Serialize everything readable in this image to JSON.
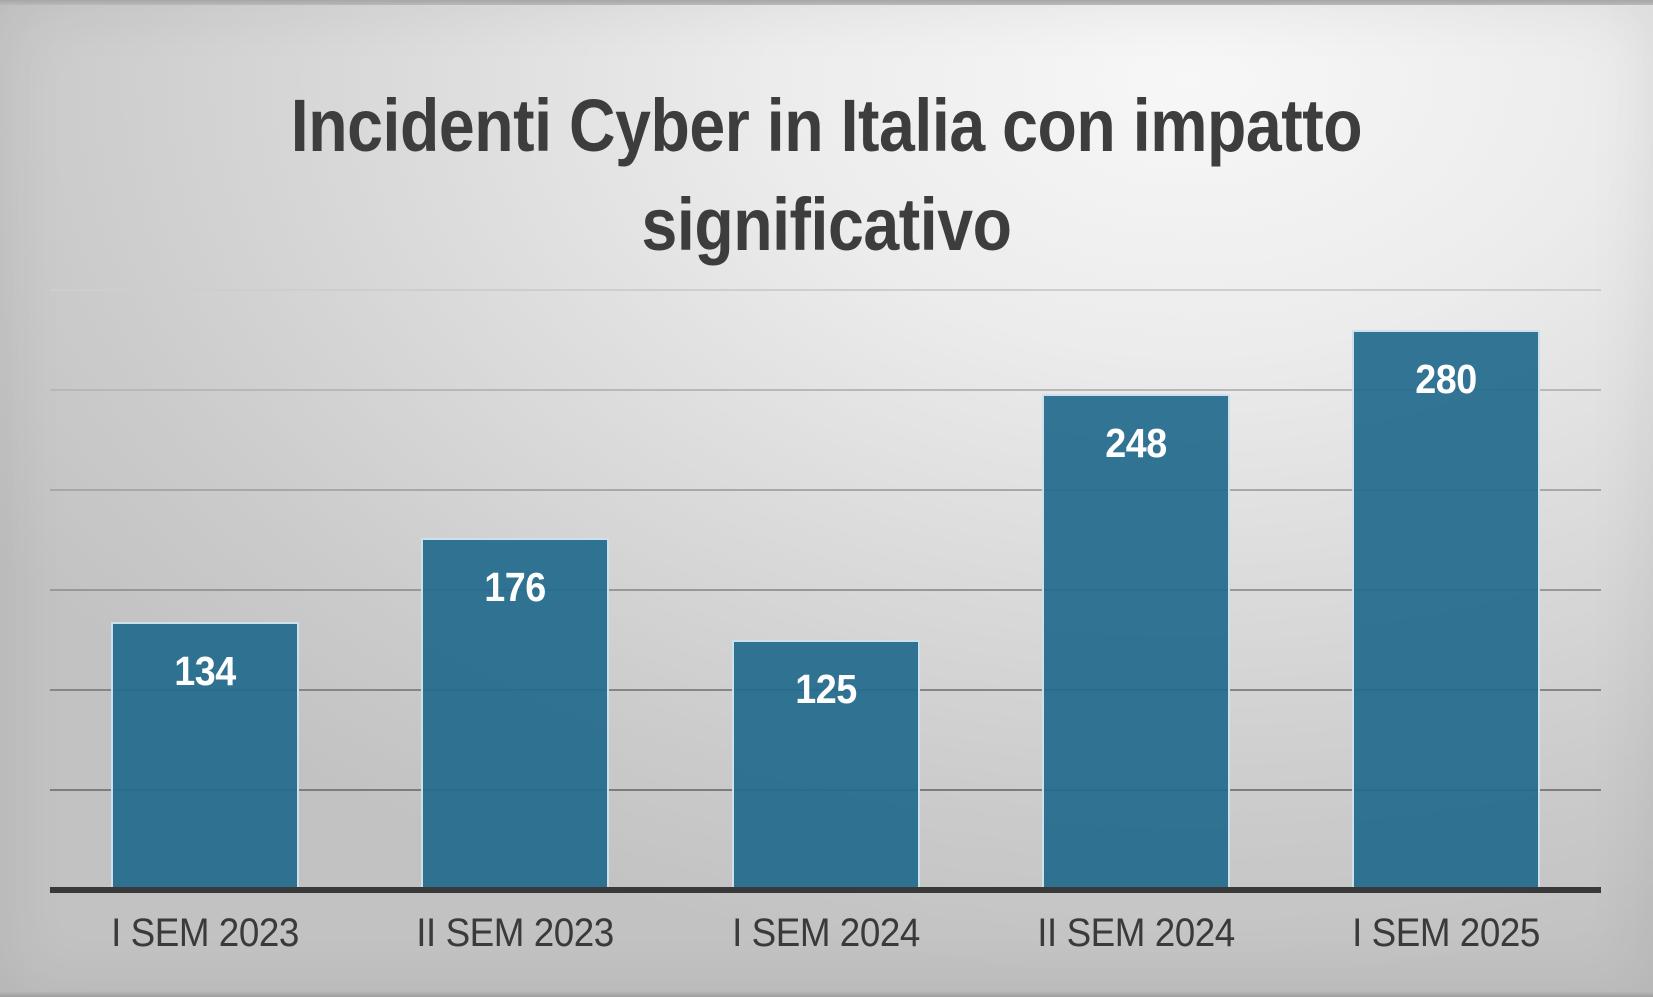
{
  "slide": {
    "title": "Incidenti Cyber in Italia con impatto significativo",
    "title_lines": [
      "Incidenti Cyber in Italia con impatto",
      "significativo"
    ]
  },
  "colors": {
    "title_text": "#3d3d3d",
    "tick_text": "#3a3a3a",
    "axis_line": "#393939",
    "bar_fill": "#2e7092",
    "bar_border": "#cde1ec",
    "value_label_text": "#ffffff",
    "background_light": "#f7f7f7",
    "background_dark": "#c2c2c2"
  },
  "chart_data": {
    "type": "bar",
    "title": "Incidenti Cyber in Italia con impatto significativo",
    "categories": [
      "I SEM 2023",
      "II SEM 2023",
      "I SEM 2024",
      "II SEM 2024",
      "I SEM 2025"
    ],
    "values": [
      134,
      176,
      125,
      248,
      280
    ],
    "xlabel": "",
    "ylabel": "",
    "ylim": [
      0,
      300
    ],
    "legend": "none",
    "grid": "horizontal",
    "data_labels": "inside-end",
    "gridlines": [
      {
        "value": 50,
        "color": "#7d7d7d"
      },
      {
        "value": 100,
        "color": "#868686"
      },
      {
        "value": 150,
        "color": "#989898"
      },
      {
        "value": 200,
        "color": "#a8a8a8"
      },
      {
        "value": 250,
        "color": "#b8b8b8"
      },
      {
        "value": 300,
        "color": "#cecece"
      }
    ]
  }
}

######

[Work to be completed] Pictures in the records must not appear in the copy; transcribe everything else precisely.

[Exercise output]
Serialize everything readable in this image to JSON.
{
  "slide": {
    "title": "Incidenti Cyber in Italia con impatto significativo",
    "title_lines": [
      "Incidenti Cyber in Italia con impatto",
      "significativo"
    ]
  },
  "colors": {
    "title_text": "#3d3d3d",
    "tick_text": "#3a3a3a",
    "axis_line": "#393939",
    "bar_fill": "#2e7092",
    "bar_border": "#cde1ec",
    "value_label_text": "#ffffff",
    "background_light": "#f7f7f7",
    "background_dark": "#c2c2c2"
  },
  "chart_data": {
    "type": "bar",
    "title": "Incidenti Cyber in Italia con impatto significativo",
    "categories": [
      "I SEM 2023",
      "II SEM 2023",
      "I SEM 2024",
      "II SEM 2024",
      "I SEM 2025"
    ],
    "values": [
      134,
      176,
      125,
      248,
      280
    ],
    "xlabel": "",
    "ylabel": "",
    "ylim": [
      0,
      300
    ],
    "legend": "none",
    "grid": "horizontal",
    "data_labels": "inside-end",
    "gridlines": [
      {
        "value": 50,
        "color": "#7d7d7d"
      },
      {
        "value": 100,
        "color": "#868686"
      },
      {
        "value": 150,
        "color": "#989898"
      },
      {
        "value": 200,
        "color": "#a8a8a8"
      },
      {
        "value": 250,
        "color": "#b8b8b8"
      },
      {
        "value": 300,
        "color": "#cecece"
      }
    ]
  }
}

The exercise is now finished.